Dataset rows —
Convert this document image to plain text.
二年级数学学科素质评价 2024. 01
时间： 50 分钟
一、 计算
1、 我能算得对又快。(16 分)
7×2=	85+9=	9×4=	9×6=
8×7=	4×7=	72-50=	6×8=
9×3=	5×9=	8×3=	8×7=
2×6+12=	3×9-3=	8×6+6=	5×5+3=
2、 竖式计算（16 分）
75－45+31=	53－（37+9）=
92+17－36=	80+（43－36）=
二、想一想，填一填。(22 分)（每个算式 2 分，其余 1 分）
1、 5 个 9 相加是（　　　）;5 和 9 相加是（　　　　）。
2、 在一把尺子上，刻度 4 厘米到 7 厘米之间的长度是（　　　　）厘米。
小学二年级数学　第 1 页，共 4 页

Task — Extract all of the material exactly as it is written.

Result of the exercise —
Convert this document image to plain text.
二年级数学学科素质评价 2024. 01
时间： 50 分钟
一、 计算
1、 我能算得对又快。(16 分)
7×2=	85+9=	9×4=	9×6=
8×7=	4×7=	72-50=	6×8=
9×3=	5×9=	8×3=	8×7=
2×6+12=	3×9-3=	8×6+6=	5×5+3=
2、 竖式计算（16 分）
75－45+31=	53－（37+9）=
92+17－36=	80+（43－36）=
二、想一想，填一填。(22 分)（每个算式 2 分，其余 1 分）
1、 5 个 9 相加是（　　　）;5 和 9 相加是（　　　　）。
2、 在一把尺子上，刻度 4 厘米到 7 厘米之间的长度是（　　　　）厘米。
小学二年级数学　第 1 页，共 4 页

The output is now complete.